▶ Dataset:
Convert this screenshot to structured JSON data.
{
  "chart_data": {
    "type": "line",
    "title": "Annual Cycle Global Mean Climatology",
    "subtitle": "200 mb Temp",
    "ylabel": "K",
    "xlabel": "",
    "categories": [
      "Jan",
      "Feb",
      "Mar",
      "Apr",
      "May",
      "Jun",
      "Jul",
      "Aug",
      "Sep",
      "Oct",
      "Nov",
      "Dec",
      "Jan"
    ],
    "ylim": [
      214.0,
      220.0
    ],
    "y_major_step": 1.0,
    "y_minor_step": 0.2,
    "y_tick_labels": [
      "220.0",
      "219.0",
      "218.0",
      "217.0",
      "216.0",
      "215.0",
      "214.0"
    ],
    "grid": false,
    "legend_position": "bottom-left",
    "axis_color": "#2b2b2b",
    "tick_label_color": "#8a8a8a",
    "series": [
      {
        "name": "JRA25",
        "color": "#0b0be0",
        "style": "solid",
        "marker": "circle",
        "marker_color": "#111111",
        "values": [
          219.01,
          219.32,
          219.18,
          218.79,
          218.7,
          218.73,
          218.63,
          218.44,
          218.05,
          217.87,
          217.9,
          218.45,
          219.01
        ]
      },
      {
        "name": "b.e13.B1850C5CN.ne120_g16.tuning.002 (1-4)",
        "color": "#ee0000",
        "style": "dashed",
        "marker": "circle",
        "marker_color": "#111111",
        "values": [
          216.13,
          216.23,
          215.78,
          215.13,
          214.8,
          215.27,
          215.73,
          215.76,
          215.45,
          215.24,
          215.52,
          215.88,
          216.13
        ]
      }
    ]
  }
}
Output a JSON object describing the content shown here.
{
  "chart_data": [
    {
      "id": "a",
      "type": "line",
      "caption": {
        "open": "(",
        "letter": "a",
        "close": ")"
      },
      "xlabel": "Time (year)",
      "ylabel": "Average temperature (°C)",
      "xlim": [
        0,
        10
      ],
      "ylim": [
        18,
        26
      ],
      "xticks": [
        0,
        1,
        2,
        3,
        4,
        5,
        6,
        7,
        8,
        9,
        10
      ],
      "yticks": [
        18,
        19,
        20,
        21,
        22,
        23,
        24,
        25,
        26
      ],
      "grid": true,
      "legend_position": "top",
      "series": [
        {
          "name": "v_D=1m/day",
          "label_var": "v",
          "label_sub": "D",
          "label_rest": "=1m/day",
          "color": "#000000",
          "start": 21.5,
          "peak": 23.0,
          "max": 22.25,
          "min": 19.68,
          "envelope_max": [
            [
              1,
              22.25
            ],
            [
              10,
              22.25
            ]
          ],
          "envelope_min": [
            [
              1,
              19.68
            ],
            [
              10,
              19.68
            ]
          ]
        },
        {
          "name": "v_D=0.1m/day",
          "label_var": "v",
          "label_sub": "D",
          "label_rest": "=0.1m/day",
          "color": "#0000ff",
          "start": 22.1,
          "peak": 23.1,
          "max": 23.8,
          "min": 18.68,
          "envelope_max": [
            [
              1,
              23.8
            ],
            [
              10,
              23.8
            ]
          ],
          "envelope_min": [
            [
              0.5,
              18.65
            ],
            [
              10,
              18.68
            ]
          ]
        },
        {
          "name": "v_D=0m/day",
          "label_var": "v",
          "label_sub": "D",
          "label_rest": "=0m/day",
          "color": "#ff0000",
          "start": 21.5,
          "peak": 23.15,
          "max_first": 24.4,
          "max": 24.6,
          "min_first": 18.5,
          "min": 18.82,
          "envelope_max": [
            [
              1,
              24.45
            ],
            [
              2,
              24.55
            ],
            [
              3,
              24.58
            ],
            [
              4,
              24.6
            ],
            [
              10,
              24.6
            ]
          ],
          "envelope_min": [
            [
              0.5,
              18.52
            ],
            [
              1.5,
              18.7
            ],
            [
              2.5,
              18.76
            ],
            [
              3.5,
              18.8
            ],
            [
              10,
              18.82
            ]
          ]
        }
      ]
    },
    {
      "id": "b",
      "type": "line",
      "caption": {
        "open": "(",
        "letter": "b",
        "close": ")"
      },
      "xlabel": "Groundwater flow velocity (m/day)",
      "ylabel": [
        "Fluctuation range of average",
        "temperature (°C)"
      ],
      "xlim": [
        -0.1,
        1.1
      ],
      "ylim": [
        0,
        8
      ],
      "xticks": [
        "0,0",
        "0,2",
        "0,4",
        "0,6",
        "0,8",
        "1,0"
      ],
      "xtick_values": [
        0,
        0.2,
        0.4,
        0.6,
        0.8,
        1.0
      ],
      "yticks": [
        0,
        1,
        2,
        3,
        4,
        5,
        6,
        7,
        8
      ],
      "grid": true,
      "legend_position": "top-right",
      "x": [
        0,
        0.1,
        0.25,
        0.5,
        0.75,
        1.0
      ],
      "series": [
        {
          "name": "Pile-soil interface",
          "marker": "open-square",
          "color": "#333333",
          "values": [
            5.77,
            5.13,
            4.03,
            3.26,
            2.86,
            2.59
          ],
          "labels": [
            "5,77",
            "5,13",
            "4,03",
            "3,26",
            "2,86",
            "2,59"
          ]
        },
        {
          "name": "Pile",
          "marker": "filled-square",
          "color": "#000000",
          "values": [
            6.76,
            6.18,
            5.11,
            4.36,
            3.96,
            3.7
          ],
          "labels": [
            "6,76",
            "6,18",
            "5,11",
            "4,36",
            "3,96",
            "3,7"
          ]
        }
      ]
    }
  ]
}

▶ Aim of the task: For the listing above, identify each line bearing "xlabel".

▶ The result:
    "xlabel": "",
      "xlabel": "Time (year)",
      "xlabel": "Groundwater flow velocity (m/day)",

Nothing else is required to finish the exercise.